═════ The records ═════

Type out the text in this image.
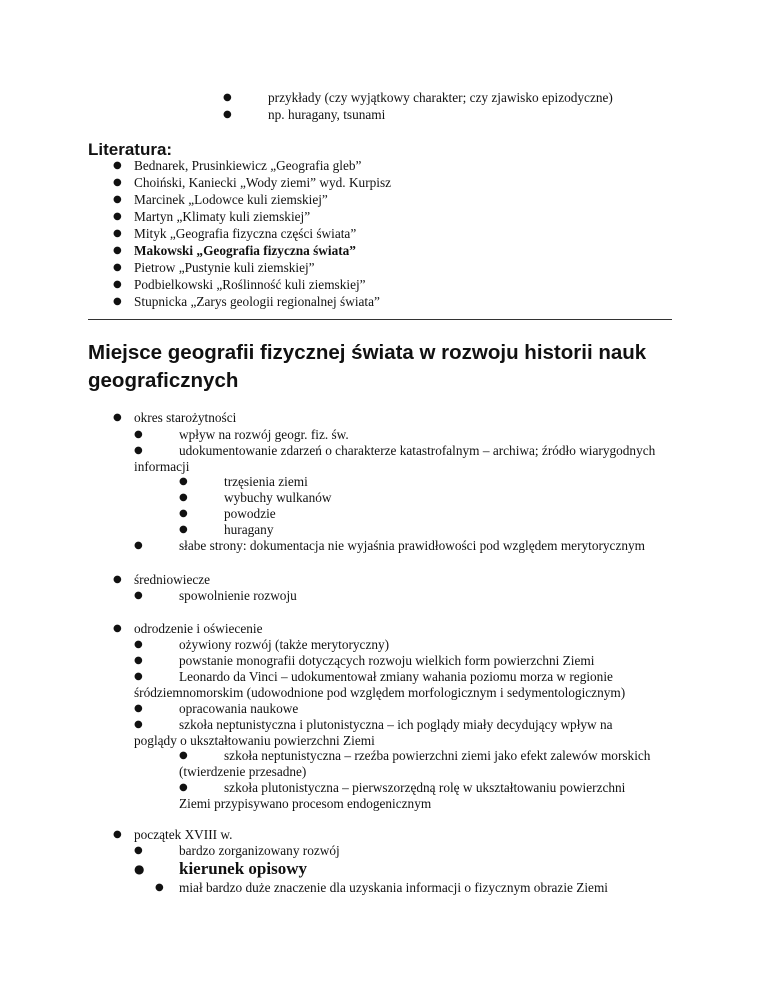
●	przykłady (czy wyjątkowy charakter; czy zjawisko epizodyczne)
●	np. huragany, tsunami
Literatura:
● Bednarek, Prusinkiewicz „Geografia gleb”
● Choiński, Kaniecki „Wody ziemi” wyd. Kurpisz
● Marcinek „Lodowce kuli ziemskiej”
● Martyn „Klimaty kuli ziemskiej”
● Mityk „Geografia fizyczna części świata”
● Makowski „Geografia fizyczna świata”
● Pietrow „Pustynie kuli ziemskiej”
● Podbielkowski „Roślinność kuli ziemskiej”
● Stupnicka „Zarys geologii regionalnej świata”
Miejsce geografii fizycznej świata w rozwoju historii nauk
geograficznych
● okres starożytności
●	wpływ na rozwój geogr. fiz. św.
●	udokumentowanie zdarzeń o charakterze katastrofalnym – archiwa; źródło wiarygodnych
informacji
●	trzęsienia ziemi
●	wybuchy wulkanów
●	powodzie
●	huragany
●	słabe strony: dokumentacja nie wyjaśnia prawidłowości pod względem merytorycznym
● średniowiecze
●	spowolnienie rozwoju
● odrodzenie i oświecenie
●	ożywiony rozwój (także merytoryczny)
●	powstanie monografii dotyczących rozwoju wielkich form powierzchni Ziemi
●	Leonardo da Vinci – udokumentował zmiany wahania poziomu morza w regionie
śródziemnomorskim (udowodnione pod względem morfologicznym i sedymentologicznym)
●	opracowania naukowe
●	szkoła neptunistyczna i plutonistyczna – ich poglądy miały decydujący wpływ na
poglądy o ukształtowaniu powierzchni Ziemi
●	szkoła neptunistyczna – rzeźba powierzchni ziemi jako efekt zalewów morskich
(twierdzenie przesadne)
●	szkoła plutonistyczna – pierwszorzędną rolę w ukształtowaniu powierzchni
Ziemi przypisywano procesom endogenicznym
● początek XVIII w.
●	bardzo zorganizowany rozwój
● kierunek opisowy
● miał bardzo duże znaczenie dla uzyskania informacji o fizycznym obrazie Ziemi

═════

Scan the listing above and identify each line holding the string "ukształtowaniu"; copy every such line.

▶ _Answer_
poglądy o ukształtowaniu powierzchni Ziemi
●	szkoła plutonistyczna – pierwszorzędną rolę w ukształtowaniu powierzchni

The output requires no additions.